== Problem to work on ==
Every entry that follows needs to be repeated exactly.
===== Exercise material =====
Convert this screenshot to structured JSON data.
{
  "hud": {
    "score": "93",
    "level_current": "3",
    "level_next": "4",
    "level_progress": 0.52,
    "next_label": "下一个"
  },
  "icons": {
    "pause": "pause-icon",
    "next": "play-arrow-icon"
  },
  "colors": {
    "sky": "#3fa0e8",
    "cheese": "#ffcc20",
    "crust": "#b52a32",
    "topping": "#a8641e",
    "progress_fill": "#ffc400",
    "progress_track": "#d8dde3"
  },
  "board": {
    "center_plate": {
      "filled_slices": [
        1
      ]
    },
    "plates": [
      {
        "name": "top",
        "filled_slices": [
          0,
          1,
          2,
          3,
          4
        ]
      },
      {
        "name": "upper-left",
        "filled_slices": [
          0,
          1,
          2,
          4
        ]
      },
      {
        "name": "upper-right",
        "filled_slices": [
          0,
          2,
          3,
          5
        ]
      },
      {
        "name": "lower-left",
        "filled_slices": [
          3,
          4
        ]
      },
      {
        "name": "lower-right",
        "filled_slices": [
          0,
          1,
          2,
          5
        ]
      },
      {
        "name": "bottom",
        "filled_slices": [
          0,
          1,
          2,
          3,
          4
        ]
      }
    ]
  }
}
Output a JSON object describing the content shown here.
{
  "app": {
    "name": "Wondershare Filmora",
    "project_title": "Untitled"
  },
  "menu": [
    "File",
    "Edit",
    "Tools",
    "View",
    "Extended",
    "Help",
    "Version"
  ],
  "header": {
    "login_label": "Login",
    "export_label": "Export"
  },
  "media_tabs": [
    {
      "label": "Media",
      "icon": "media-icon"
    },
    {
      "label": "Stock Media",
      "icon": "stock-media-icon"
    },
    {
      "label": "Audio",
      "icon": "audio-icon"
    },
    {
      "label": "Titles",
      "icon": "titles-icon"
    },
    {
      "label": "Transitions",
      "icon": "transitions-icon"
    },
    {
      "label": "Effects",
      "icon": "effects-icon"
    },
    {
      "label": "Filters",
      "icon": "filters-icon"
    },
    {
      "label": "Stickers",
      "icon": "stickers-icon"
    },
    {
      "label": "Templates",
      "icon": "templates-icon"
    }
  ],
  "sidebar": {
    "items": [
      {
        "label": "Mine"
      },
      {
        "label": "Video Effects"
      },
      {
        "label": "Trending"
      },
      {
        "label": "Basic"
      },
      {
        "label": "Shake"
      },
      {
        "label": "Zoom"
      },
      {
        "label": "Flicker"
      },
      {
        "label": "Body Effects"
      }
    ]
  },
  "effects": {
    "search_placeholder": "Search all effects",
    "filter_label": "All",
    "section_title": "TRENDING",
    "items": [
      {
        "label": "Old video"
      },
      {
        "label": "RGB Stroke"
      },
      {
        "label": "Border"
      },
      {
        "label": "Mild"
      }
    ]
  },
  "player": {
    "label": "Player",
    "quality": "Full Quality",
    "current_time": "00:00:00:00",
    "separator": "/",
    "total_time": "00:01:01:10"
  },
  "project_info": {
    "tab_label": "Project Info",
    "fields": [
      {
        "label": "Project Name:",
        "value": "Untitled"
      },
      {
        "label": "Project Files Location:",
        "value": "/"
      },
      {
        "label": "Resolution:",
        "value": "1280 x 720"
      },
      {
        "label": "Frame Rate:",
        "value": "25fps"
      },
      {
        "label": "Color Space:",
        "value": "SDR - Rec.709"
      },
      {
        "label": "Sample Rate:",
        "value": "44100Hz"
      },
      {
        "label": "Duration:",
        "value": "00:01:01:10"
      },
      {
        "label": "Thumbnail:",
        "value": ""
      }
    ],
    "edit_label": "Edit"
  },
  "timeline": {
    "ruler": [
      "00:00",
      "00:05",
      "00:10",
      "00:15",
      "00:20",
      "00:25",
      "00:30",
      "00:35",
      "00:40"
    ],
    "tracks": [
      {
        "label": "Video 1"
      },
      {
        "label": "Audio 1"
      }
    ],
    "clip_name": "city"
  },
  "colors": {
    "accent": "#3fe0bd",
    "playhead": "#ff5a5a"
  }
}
=====
== Finished exercise ==
Convert this screenshot to structured JSON data.
{
  "hud": {
    "score": "93",
    "level_current": "3",
    "level_next": "4",
    "level_progress": 0.52,
    "next_label": "下一个"
  },
  "icons": {
    "pause": "pause-icon",
    "next": "play-arrow-icon"
  },
  "colors": {
    "sky": "#3fa0e8",
    "cheese": "#ffcc20",
    "crust": "#b52a32",
    "topping": "#a8641e",
    "progress_fill": "#ffc400",
    "progress_track": "#d8dde3"
  },
  "board": {
    "center_plate": {
      "filled_slices": [
        1
      ]
    },
    "plates": [
      {
        "name": "top",
        "filled_slices": [
          0,
          1,
          2,
          3,
          4
        ]
      },
      {
        "name": "upper-left",
        "filled_slices": [
          0,
          1,
          2,
          4
        ]
      },
      {
        "name": "upper-right",
        "filled_slices": [
          0,
          2,
          3,
          5
        ]
      },
      {
        "name": "lower-left",
        "filled_slices": [
          3,
          4
        ]
      },
      {
        "name": "lower-right",
        "filled_slices": [
          0,
          1,
          2,
          5
        ]
      },
      {
        "name": "bottom",
        "filled_slices": [
          0,
          1,
          2,
          3,
          4
        ]
      }
    ]
  }
}
Output a JSON object describing the content shown here.
{
  "app": {
    "name": "Wondershare Filmora",
    "project_title": "Untitled"
  },
  "menu": [
    "File",
    "Edit",
    "Tools",
    "View",
    "Extended",
    "Help",
    "Version"
  ],
  "header": {
    "login_label": "Login",
    "export_label": "Export"
  },
  "media_tabs": [
    {
      "label": "Media",
      "icon": "media-icon"
    },
    {
      "label": "Stock Media",
      "icon": "stock-media-icon"
    },
    {
      "label": "Audio",
      "icon": "audio-icon"
    },
    {
      "label": "Titles",
      "icon": "titles-icon"
    },
    {
      "label": "Transitions",
      "icon": "transitions-icon"
    },
    {
      "label": "Effects",
      "icon": "effects-icon"
    },
    {
      "label": "Filters",
      "icon": "filters-icon"
    },
    {
      "label": "Stickers",
      "icon": "stickers-icon"
    },
    {
      "label": "Templates",
      "icon": "templates-icon"
    }
  ],
  "sidebar": {
    "items": [
      {
        "label": "Mine"
      },
      {
        "label": "Video Effects"
      },
      {
        "label": "Trending"
      },
      {
        "label": "Basic"
      },
      {
        "label": "Shake"
      },
      {
        "label": "Zoom"
      },
      {
        "label": "Flicker"
      },
      {
        "label": "Body Effects"
      }
    ]
  },
  "effects": {
    "search_placeholder": "Search all effects",
    "filter_label": "All",
    "section_title": "TRENDING",
    "items": [
      {
        "label": "Old video"
      },
      {
        "label": "RGB Stroke"
      },
      {
        "label": "Border"
      },
      {
        "label": "Mild"
      }
    ]
  },
  "player": {
    "label": "Player",
    "quality": "Full Quality",
    "current_time": "00:00:00:00",
    "separator": "/",
    "total_time": "00:01:01:10"
  },
  "project_info": {
    "tab_label": "Project Info",
    "fields": [
      {
        "label": "Project Name:",
        "value": "Untitled"
      },
      {
        "label": "Project Files Location:",
        "value": "/"
      },
      {
        "label": "Resolution:",
        "value": "1280 x 720"
      },
      {
        "label": "Frame Rate:",
        "value": "25fps"
      },
      {
        "label": "Color Space:",
        "value": "SDR - Rec.709"
      },
      {
        "label": "Sample Rate:",
        "value": "44100Hz"
      },
      {
        "label": "Duration:",
        "value": "00:01:01:10"
      },
      {
        "label": "Thumbnail:",
        "value": ""
      }
    ],
    "edit_label": "Edit"
  },
  "timeline": {
    "ruler": [
      "00:00",
      "00:05",
      "00:10",
      "00:15",
      "00:20",
      "00:25",
      "00:30",
      "00:35",
      "00:40"
    ],
    "tracks": [
      {
        "label": "Video 1"
      },
      {
        "label": "Audio 1"
      }
    ],
    "clip_name": "city"
  },
  "colors": {
    "accent": "#3fe0bd",
    "playhead": "#ff5a5a"
  }
}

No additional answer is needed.